* [YOUR TASK] All lines of the entries with "puff" in them must be listed.

* [Dataset listings of figures]
-*-
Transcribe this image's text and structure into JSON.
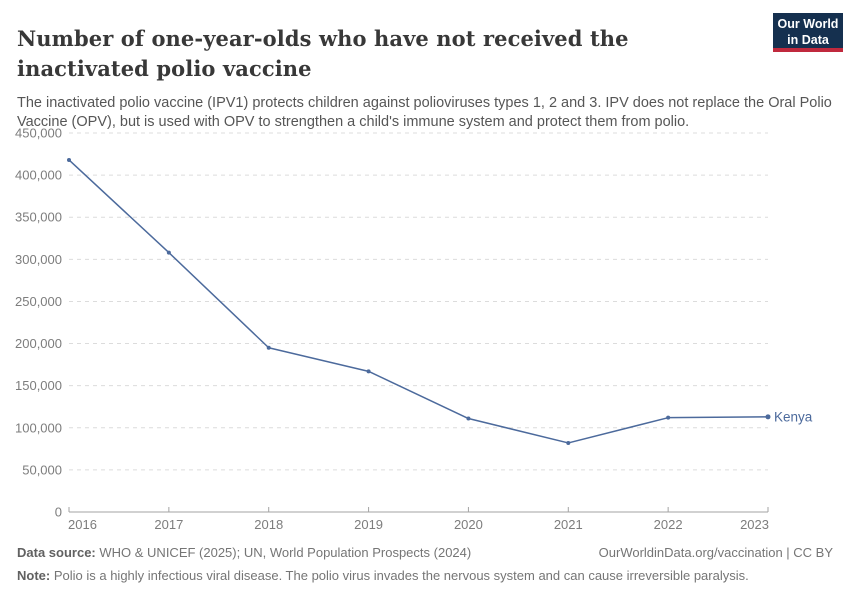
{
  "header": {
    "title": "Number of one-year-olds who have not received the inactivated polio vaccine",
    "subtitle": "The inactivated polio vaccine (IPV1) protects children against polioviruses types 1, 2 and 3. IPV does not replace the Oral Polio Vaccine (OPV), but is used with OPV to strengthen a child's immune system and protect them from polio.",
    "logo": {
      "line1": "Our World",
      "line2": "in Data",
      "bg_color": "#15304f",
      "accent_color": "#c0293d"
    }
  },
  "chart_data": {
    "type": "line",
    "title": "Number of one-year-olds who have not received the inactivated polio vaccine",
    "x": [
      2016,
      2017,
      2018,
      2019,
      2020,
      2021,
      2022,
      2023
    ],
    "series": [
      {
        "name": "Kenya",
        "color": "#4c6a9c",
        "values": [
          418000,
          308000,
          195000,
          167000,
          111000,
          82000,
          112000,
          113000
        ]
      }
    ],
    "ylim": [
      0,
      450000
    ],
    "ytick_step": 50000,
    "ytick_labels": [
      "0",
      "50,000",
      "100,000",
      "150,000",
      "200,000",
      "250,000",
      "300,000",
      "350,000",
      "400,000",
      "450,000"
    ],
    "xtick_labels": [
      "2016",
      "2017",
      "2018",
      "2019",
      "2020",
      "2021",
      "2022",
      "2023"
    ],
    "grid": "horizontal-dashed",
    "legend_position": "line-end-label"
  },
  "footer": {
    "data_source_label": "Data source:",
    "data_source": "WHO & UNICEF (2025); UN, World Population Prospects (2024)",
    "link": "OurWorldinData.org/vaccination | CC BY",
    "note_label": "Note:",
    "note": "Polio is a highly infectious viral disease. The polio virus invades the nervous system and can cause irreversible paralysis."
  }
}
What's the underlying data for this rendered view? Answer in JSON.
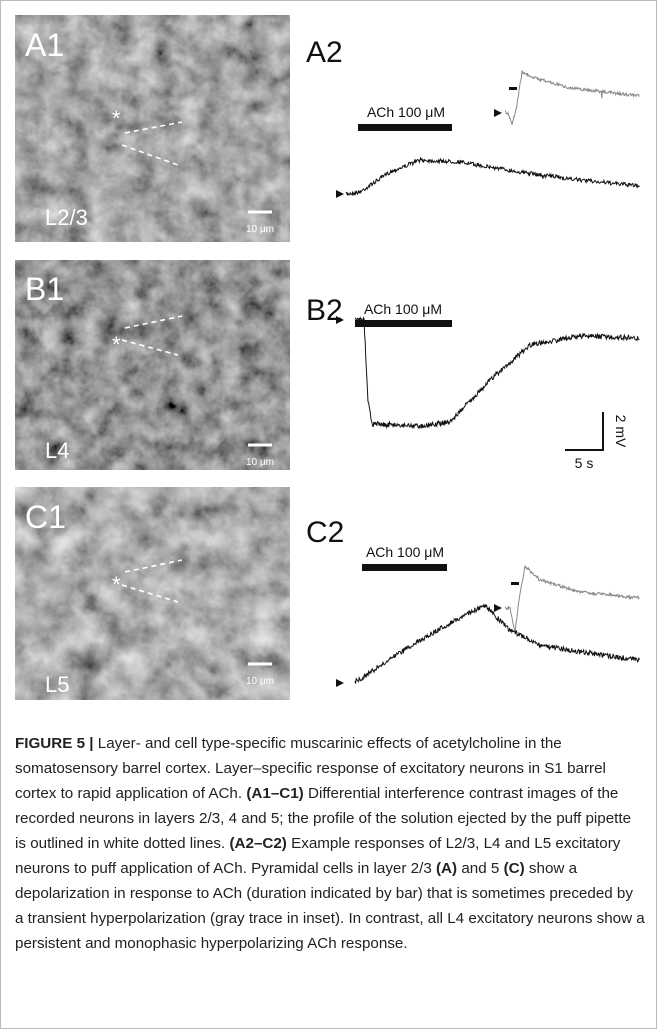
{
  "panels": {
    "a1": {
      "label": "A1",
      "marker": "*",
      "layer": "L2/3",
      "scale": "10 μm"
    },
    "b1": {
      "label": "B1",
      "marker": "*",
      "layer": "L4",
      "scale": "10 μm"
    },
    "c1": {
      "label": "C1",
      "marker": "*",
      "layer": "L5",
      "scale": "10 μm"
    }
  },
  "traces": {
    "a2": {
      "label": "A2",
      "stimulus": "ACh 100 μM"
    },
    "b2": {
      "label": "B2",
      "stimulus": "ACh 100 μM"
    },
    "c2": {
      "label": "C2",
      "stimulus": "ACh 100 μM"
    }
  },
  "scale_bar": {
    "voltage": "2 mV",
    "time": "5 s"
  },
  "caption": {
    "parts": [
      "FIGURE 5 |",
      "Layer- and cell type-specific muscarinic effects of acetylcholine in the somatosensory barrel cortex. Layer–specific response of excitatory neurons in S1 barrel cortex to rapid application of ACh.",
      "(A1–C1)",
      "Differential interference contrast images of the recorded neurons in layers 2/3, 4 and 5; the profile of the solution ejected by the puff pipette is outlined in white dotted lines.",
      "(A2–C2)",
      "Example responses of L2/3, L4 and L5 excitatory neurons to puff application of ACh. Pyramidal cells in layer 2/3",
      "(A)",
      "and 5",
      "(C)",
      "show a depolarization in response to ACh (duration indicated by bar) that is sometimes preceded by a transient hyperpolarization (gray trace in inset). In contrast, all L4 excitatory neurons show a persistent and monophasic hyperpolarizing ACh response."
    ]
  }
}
-*-
* [REPLY TO THE EXERCISE]
      "Differential interference contrast images of the recorded neurons in layers 2/3, 4 and 5; the profile of the solution ejected by the puff pipette is outlined in white dotted lines.",
      "Example responses of L2/3, L4 and L5 excitatory neurons to puff application of ACh. Pyramidal cells in layer 2/3",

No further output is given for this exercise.